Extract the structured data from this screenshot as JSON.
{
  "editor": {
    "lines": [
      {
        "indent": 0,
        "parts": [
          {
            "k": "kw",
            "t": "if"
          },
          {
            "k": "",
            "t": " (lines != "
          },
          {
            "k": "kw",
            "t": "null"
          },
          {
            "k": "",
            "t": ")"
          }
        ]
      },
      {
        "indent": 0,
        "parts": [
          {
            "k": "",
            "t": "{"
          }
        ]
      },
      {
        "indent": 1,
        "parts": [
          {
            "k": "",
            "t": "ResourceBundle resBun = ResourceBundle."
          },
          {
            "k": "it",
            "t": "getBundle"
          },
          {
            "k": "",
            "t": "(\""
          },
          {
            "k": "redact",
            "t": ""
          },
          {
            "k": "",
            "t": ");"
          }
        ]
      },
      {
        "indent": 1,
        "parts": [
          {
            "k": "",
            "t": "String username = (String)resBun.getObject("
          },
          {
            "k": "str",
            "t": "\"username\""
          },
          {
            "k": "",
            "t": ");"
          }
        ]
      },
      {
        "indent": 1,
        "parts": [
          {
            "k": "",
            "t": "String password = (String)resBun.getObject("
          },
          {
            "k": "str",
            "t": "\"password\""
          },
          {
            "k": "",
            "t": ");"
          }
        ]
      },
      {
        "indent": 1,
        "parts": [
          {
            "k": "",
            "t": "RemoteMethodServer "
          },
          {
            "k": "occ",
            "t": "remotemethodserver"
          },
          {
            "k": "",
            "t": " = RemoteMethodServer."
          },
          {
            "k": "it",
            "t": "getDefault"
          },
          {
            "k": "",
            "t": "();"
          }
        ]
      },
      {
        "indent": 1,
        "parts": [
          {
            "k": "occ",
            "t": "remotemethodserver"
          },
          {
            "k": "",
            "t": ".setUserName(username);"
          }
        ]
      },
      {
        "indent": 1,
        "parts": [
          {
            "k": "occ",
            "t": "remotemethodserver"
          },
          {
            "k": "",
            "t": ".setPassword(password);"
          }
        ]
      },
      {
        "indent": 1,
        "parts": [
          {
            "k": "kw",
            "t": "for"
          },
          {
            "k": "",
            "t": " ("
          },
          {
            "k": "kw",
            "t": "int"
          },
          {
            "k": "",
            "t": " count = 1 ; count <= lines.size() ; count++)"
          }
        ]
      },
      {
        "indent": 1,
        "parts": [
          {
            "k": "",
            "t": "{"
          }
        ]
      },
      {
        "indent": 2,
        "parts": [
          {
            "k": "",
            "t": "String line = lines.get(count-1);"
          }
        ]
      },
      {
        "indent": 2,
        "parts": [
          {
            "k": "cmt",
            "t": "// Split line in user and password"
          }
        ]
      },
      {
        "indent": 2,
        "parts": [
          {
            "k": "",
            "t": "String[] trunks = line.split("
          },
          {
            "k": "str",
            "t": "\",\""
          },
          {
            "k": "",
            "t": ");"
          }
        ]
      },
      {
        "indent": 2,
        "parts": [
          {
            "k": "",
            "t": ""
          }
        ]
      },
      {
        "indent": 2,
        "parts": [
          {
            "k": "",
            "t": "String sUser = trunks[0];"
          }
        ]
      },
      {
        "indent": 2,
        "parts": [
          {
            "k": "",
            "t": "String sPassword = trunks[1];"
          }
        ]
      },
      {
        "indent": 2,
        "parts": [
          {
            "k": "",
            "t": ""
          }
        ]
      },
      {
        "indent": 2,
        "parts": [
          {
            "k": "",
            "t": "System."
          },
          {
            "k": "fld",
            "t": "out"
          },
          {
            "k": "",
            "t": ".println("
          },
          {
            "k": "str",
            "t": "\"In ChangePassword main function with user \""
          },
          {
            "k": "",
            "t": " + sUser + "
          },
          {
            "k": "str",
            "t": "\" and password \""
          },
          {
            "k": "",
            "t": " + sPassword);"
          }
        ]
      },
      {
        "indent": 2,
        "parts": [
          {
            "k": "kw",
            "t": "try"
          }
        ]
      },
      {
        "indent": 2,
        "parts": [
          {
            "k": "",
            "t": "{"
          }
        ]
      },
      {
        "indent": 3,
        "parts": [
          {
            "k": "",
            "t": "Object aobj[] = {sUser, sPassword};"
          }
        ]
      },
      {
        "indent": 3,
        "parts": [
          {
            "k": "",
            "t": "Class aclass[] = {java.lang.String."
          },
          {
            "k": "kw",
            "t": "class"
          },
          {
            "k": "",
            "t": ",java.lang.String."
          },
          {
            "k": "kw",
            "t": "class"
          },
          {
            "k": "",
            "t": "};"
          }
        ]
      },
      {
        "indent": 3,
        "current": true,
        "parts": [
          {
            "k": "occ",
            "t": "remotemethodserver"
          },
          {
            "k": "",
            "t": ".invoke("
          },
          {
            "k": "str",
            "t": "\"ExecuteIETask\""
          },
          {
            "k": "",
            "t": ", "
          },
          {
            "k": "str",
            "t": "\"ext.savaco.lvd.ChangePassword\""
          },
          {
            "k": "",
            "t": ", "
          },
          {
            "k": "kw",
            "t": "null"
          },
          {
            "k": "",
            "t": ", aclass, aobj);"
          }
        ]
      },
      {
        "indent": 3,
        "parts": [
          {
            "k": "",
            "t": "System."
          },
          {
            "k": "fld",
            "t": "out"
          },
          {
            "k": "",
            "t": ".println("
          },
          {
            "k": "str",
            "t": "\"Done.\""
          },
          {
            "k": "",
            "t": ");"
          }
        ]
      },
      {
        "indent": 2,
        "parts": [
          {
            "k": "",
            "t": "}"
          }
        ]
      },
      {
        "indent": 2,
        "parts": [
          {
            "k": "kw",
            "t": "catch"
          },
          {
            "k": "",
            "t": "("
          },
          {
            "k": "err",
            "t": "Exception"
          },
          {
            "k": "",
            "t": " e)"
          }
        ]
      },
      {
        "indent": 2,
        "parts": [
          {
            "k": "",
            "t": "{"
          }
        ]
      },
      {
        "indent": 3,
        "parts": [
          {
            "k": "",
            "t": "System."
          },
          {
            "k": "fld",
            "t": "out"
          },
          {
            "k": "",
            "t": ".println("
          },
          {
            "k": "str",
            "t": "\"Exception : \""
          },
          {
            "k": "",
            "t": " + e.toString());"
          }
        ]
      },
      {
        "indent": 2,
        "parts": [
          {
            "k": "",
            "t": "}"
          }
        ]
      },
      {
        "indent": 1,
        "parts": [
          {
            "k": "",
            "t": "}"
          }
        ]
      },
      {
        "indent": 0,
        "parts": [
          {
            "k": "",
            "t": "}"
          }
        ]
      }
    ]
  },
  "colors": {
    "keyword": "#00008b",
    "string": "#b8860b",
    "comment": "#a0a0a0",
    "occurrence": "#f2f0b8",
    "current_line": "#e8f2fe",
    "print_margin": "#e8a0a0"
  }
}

============

Gather all the lines that include the word "trunks" and copy them out.

            "t": "String[] trunks = line.split("
            "t": "String sUser = trunks[0];"
            "t": "String sPassword = trunks[1];"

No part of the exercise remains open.